Data tied to figure images:
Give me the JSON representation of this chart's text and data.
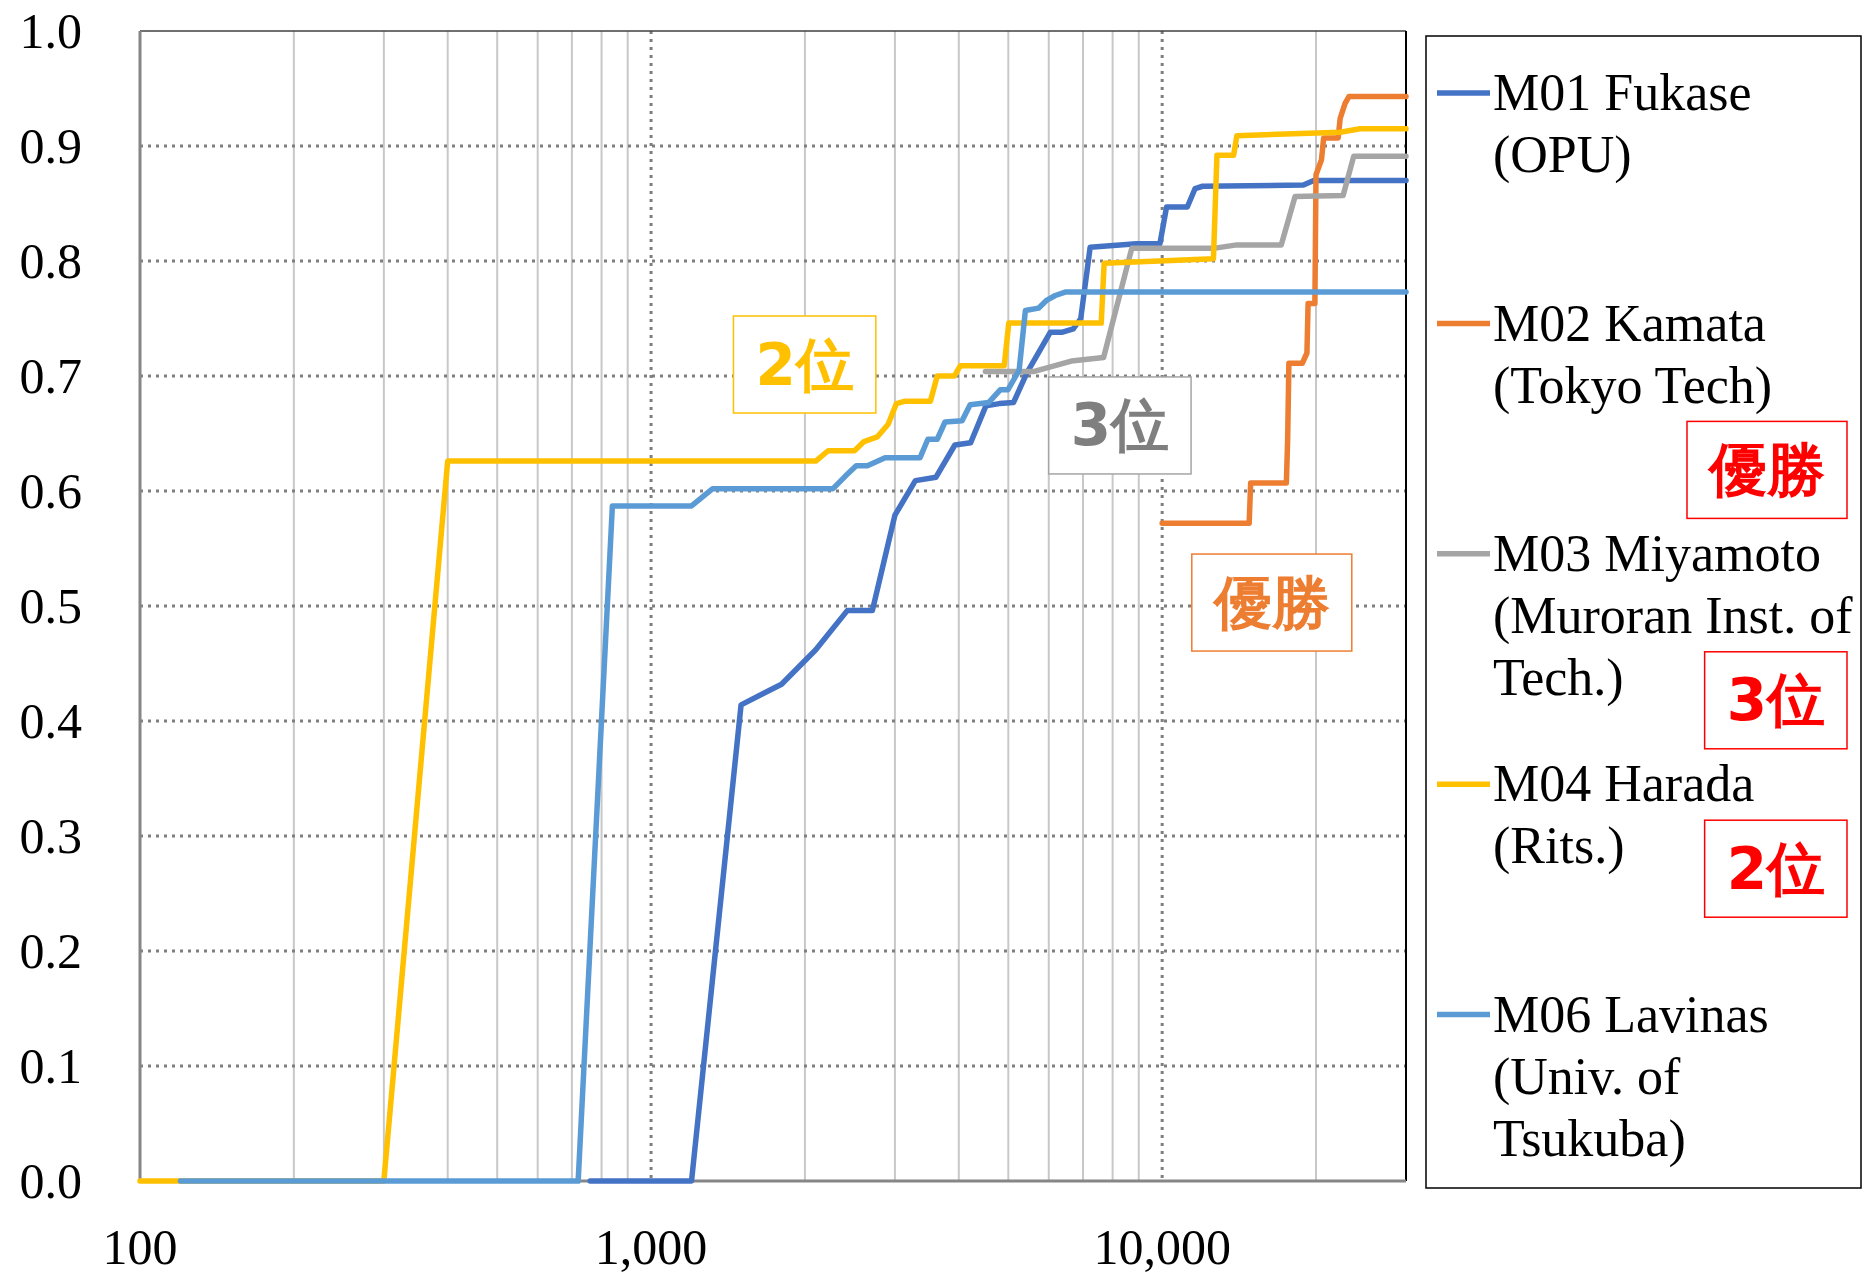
{
  "chart_data": {
    "type": "line",
    "log": "x",
    "xlim": [
      100,
      30000
    ],
    "xticks": [
      100,
      {
        "value": 200,
        "label": null
      },
      {
        "value": 300,
        "label": null
      },
      {
        "value": 400,
        "label": null
      },
      {
        "value": 500,
        "label": null
      },
      {
        "value": 600,
        "label": null
      },
      {
        "value": 700,
        "label": null
      },
      {
        "value": 800,
        "label": null
      },
      {
        "value": 900,
        "label": null
      },
      {
        "value": 1000,
        "label": "1,000"
      },
      {
        "value": 2000,
        "label": null
      },
      {
        "value": 3000,
        "label": null
      },
      {
        "value": 4000,
        "label": null
      },
      {
        "value": 5000,
        "label": null
      },
      {
        "value": 6000,
        "label": null
      },
      {
        "value": 7000,
        "label": null
      },
      {
        "value": 8000,
        "label": null
      },
      {
        "value": 9000,
        "label": null
      },
      {
        "value": 10000,
        "label": "10,000"
      },
      {
        "value": 20000,
        "label": null
      }
    ],
    "ylim": [
      0,
      1
    ],
    "yticks": [
      {
        "value": 0,
        "label": "0.0"
      },
      0.1,
      0.2,
      0.3,
      0.4,
      0.5,
      0.6,
      0.7,
      0.8,
      0.9,
      {
        "value": 1,
        "label": "1.0"
      }
    ],
    "grid": true,
    "legend": "right",
    "series": [
      {
        "name": "M01 Fukase (OPU)",
        "color": "#4472c4",
        "x": [
          760,
          1200,
          1500,
          1800,
          2100,
          2420,
          2710,
          3000,
          3290,
          3610,
          3930,
          4220,
          4520,
          4800,
          5120,
          5440,
          6040,
          6360,
          6700,
          6930,
          7230,
          8900,
          9900,
          10200,
          11200,
          11600,
          12000,
          18900,
          19800,
          30000
        ],
        "values": [
          0,
          0,
          0.414,
          0.432,
          0.462,
          0.496,
          0.496,
          0.579,
          0.609,
          0.612,
          0.64,
          0.642,
          0.674,
          0.676,
          0.677,
          0.703,
          0.738,
          0.738,
          0.741,
          0.75,
          0.812,
          0.815,
          0.815,
          0.847,
          0.847,
          0.863,
          0.865,
          0.866,
          0.87,
          0.87
        ]
      },
      {
        "name": "M02 Kamata (Tokyo Tech)",
        "color": "#ed7d31",
        "x": [
          10000,
          14800,
          14900,
          17500,
          17600,
          17700,
          18800,
          19200,
          19300,
          19900,
          20000,
          20500,
          20700,
          22100,
          22300,
          22800,
          23200,
          30000
        ],
        "values": [
          0.572,
          0.572,
          0.607,
          0.607,
          0.644,
          0.711,
          0.711,
          0.72,
          0.763,
          0.763,
          0.875,
          0.888,
          0.907,
          0.907,
          0.924,
          0.937,
          0.943,
          0.943
        ]
      },
      {
        "name": "M03 Miyamoto (Muroran Inst. of Tech.)",
        "color": "#a5a5a5",
        "x": [
          4510,
          5620,
          6640,
          7680,
          8720,
          12600,
          14000,
          17100,
          18200,
          22600,
          23700,
          30000
        ],
        "values": [
          0.704,
          0.704,
          0.713,
          0.716,
          0.811,
          0.811,
          0.814,
          0.814,
          0.856,
          0.857,
          0.891,
          0.891
        ]
      },
      {
        "name": "M04 Harada (Rits.)",
        "color": "#ffc000",
        "x": [
          100,
          300,
          400,
          2100,
          2220,
          2500,
          2610,
          2770,
          2910,
          3020,
          3130,
          3520,
          3630,
          3920,
          4030,
          4910,
          5010,
          7600,
          7700,
          12600,
          12800,
          13800,
          14000,
          22300,
          24400,
          30000
        ],
        "values": [
          0,
          0,
          0.626,
          0.626,
          0.635,
          0.635,
          0.643,
          0.647,
          0.658,
          0.676,
          0.678,
          0.678,
          0.7,
          0.7,
          0.709,
          0.709,
          0.746,
          0.746,
          0.798,
          0.802,
          0.892,
          0.892,
          0.909,
          0.912,
          0.915,
          0.915
        ]
      },
      {
        "name": "M06 Lavinas (Univ. of Tsukuba)",
        "color": "#5b9bd5",
        "x": [
          120,
          720,
          840,
          1200,
          1320,
          2270,
          2400,
          2520,
          2650,
          2870,
          3360,
          3480,
          3630,
          3760,
          4060,
          4210,
          4580,
          4820,
          4990,
          5250,
          5400,
          5730,
          5950,
          6180,
          6460,
          30000
        ],
        "values": [
          0,
          0,
          0.587,
          0.587,
          0.602,
          0.602,
          0.613,
          0.622,
          0.622,
          0.629,
          0.629,
          0.645,
          0.645,
          0.66,
          0.661,
          0.675,
          0.677,
          0.688,
          0.688,
          0.705,
          0.757,
          0.759,
          0.766,
          0.77,
          0.773,
          0.773
        ]
      }
    ],
    "annotations": [
      "2位",
      "3位",
      "優勝",
      "優勝",
      "3位",
      "2位"
    ]
  }
}
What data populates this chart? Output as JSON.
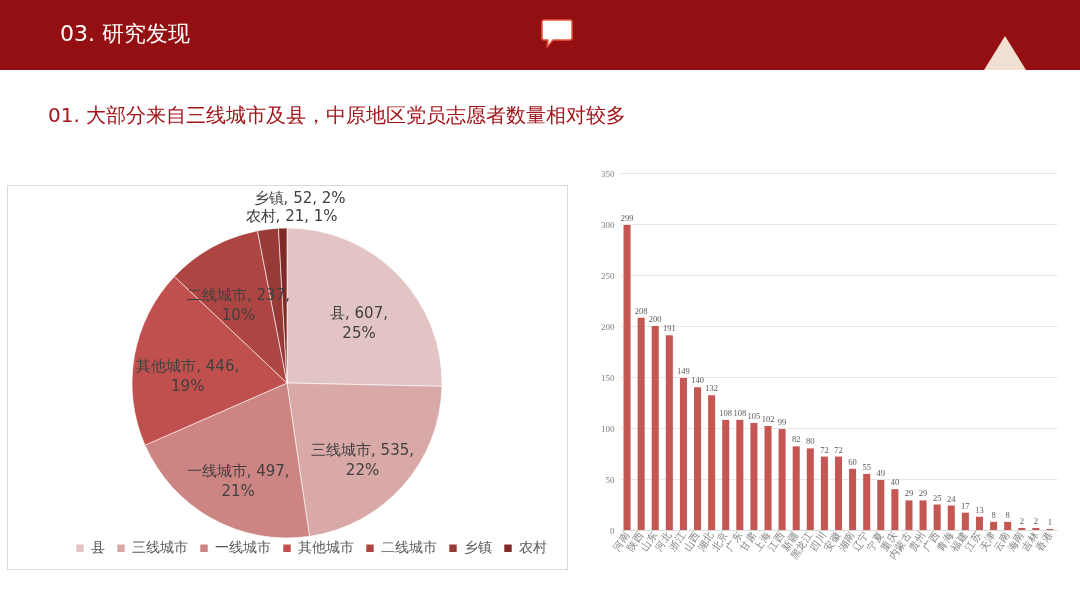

**Aim**: Repeat all of the entries word for word, but omit the pictures.

**Correct result**:
Give me the JSON representation of this chart's text and data.
{
  "chart_data": {
    "type": "line",
    "log": "x",
    "xlim": [
      100,
      30000
    ],
    "xticks": [
      100,
      {
        "value": 200,
        "label": null
      },
      {
        "value": 300,
        "label": null
      },
      {
        "value": 400,
        "label": null
      },
      {
        "value": 500,
        "label": null
      },
      {
        "value": 600,
        "label": null
      },
      {
        "value": 700,
        "label": null
      },
      {
        "value": 800,
        "label": null
      },
      {
        "value": 900,
        "label": null
      },
      {
        "value": 1000,
        "label": "1,000"
      },
      {
        "value": 2000,
        "label": null
      },
      {
        "value": 3000,
        "label": null
      },
      {
        "value": 4000,
        "label": null
      },
      {
        "value": 5000,
        "label": null
      },
      {
        "value": 6000,
        "label": null
      },
      {
        "value": 7000,
        "label": null
      },
      {
        "value": 8000,
        "label": null
      },
      {
        "value": 9000,
        "label": null
      },
      {
        "value": 10000,
        "label": "10,000"
      },
      {
        "value": 20000,
        "label": null
      }
    ],
    "ylim": [
      0,
      1
    ],
    "yticks": [
      {
        "value": 0,
        "label": "0.0"
      },
      0.1,
      0.2,
      0.3,
      0.4,
      0.5,
      0.6,
      0.7,
      0.8,
      0.9,
      {
        "value": 1,
        "label": "1.0"
      }
    ],
    "grid": true,
    "legend": "right",
    "series": [
      {
        "name": "M01 Fukase (OPU)",
        "color": "#4472c4",
        "x": [
          760,
          1200,
          1500,
          1800,
          2100,
          2420,
          2710,
          3000,
          3290,
          3610,
          3930,
          4220,
          4520,
          4800,
          5120,
          5440,
          6040,
          6360,
          6700,
          6930,
          7230,
          8900,
          9900,
          10200,
          11200,
          11600,
          12000,
          18900,
          19800,
          30000
        ],
        "values": [
          0,
          0,
          0.414,
          0.432,
          0.462,
          0.496,
          0.496,
          0.579,
          0.609,
          0.612,
          0.64,
          0.642,
          0.674,
          0.676,
          0.677,
          0.703,
          0.738,
          0.738,
          0.741,
          0.75,
          0.812,
          0.815,
          0.815,
          0.847,
          0.847,
          0.863,
          0.865,
          0.866,
          0.87,
          0.87
        ]
      },
      {
        "name": "M02 Kamata (Tokyo Tech)",
        "color": "#ed7d31",
        "x": [
          10000,
          14800,
          14900,
          17500,
          17600,
          17700,
          18800,
          19200,
          19300,
          19900,
          20000,
          20500,
          20700,
          22100,
          22300,
          22800,
          23200,
          30000
        ],
        "values": [
          0.572,
          0.572,
          0.607,
          0.607,
          0.644,
          0.711,
          0.711,
          0.72,
          0.763,
          0.763,
          0.875,
          0.888,
          0.907,
          0.907,
          0.924,
          0.937,
          0.943,
          0.943
        ]
      },
      {
        "name": "M03 Miyamoto (Muroran Inst. of Tech.)",
        "color": "#a5a5a5",
        "x": [
          4510,
          5620,
          6640,
          7680,
          8720,
          12600,
          14000,
          17100,
          18200,
          22600,
          23700,
          30000
        ],
        "values": [
          0.704,
          0.704,
          0.713,
          0.716,
          0.811,
          0.811,
          0.814,
          0.814,
          0.856,
          0.857,
          0.891,
          0.891
        ]
      },
      {
        "name": "M04 Harada (Rits.)",
        "color": "#ffc000",
        "x": [
          100,
          300,
          400,
          2100,
          2220,
          2500,
          2610,
          2770,
          2910,
          3020,
          3130,
          3520,
          3630,
          3920,
          4030,
          4910,
          5010,
          7600,
          7700,
          12600,
          12800,
          13800,
          14000,
          22300,
          24400,
          30000
        ],
        "values": [
          0,
          0,
          0.626,
          0.626,
          0.635,
          0.635,
          0.643,
          0.647,
          0.658,
          0.676,
          0.678,
          0.678,
          0.7,
          0.7,
          0.709,
          0.709,
          0.746,
          0.746,
          0.798,
          0.802,
          0.892,
          0.892,
          0.909,
          0.912,
          0.915,
          0.915
        ]
      },
      {
        "name": "M06 Lavinas (Univ. of Tsukuba)",
        "color": "#5b9bd5",
        "x": [
          120,
          720,
          840,
          1200,
          1320,
          2270,
          2400,
          2520,
          2650,
          2870,
          3360,
          3480,
          3630,
          3760,
          4060,
          4210,
          4580,
          4820,
          4990,
          5250,
          5400,
          5730,
          5950,
          6180,
          6460,
          30000
        ],
        "values": [
          0,
          0,
          0.587,
          0.587,
          0.602,
          0.602,
          0.613,
          0.622,
          0.622,
          0.629,
          0.629,
          0.645,
          0.645,
          0.66,
          0.661,
          0.675,
          0.677,
          0.688,
          0.688,
          0.705,
          0.757,
          0.759,
          0.766,
          0.77,
          0.773,
          0.773
        ]
      }
    ],
    "annotations": [
      "2位",
      "3位",
      "優勝",
      "優勝",
      "3位",
      "2位"
    ]
  }
}
What data populates this chart? Output as JSON.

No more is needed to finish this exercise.